— Listed records —

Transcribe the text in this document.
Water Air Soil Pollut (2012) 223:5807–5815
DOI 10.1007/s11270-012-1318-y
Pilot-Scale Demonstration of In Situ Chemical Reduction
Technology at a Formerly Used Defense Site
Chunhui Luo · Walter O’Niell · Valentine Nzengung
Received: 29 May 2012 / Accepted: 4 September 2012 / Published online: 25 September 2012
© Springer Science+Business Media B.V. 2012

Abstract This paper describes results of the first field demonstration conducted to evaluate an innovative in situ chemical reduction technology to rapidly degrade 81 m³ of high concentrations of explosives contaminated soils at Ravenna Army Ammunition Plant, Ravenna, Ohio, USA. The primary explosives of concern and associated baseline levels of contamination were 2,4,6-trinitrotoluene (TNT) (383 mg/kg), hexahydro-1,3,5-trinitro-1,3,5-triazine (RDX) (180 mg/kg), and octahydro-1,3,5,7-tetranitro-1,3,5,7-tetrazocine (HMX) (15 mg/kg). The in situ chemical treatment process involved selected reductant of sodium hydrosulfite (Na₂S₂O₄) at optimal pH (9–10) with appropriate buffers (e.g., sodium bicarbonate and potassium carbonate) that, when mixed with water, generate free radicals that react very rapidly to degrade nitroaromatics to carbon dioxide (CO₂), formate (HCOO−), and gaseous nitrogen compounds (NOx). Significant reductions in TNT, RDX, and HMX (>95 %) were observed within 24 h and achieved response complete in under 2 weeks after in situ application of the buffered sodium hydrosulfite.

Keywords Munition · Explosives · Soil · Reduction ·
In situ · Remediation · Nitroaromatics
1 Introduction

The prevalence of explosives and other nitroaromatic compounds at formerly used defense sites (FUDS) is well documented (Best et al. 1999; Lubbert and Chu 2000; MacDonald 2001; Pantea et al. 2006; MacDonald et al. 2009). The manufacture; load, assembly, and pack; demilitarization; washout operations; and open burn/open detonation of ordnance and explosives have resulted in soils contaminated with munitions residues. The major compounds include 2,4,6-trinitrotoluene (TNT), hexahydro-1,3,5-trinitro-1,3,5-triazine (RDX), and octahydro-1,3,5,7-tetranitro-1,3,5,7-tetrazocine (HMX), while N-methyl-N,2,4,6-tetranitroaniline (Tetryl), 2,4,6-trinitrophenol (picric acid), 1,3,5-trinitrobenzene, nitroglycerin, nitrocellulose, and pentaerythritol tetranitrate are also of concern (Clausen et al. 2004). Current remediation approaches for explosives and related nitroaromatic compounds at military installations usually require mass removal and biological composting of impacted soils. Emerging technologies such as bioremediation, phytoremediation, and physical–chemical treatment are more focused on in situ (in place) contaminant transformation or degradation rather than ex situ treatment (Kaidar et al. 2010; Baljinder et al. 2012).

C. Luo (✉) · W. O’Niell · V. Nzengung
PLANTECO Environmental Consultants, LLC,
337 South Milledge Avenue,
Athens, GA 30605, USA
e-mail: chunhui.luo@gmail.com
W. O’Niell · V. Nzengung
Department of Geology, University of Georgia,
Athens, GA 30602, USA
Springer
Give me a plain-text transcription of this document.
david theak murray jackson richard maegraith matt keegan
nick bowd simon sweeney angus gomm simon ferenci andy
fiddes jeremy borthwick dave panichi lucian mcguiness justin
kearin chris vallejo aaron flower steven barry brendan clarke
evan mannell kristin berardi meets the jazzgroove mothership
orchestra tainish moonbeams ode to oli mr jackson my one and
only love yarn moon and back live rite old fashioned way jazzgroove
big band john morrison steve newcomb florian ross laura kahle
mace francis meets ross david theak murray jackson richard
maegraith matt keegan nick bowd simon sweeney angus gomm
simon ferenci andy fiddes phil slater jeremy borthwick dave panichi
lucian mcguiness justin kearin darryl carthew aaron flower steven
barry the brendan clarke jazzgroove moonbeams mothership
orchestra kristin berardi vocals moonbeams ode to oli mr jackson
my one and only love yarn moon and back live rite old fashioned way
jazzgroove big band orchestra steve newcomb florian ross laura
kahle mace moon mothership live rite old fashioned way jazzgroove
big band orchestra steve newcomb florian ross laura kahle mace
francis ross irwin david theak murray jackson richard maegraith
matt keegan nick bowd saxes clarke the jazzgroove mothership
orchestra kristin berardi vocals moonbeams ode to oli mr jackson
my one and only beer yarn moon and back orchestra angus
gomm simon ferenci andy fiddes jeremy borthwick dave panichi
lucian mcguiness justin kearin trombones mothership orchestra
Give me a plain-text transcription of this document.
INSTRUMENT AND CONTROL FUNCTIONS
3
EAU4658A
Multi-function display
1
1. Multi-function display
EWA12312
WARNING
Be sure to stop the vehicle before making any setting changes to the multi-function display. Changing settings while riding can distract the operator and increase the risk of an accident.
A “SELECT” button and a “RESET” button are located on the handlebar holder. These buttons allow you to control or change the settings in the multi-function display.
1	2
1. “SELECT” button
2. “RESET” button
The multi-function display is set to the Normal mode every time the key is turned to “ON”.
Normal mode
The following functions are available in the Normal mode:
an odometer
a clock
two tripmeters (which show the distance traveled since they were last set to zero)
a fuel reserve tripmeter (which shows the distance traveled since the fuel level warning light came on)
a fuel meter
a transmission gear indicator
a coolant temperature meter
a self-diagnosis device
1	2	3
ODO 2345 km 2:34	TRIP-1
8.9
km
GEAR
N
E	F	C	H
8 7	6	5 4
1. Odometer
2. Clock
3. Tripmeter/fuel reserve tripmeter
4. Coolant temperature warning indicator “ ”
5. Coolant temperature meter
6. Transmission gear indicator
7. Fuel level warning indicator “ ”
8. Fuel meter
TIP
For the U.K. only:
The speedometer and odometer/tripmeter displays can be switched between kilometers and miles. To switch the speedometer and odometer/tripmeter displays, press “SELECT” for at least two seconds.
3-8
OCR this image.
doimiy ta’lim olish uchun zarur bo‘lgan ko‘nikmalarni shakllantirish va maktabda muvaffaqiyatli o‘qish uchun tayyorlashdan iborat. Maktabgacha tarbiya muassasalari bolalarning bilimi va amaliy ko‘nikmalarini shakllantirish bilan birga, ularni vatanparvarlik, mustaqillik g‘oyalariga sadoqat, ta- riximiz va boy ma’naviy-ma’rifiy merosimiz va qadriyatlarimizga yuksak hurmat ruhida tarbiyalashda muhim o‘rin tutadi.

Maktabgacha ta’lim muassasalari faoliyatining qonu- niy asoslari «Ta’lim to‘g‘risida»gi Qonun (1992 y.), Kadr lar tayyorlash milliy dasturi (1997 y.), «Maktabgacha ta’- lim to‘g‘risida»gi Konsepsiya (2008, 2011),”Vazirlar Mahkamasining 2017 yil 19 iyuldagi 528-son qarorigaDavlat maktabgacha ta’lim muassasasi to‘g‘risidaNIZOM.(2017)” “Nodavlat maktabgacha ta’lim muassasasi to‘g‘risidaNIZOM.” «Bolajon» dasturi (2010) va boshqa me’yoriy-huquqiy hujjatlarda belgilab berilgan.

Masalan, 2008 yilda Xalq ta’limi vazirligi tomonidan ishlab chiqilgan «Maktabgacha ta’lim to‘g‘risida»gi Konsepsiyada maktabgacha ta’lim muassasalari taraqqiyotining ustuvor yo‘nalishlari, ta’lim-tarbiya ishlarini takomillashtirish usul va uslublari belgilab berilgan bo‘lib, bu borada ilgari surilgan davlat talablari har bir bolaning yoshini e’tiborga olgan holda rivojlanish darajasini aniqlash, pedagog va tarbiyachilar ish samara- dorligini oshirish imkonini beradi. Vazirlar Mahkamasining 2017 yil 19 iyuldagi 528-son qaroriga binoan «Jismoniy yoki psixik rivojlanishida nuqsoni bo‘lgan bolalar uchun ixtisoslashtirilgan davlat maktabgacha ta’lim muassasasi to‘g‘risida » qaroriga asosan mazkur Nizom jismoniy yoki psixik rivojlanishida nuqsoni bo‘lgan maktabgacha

— Work to be completed —
From the entries above, copy each line holding "Niell".

— Answer to this task —
Chunhui Luo · Walter O’Niell · Valentine Nzengung
C. Luo (✉) · W. O’Niell · V. Nzengung
W. O’Niell · V. Nzengung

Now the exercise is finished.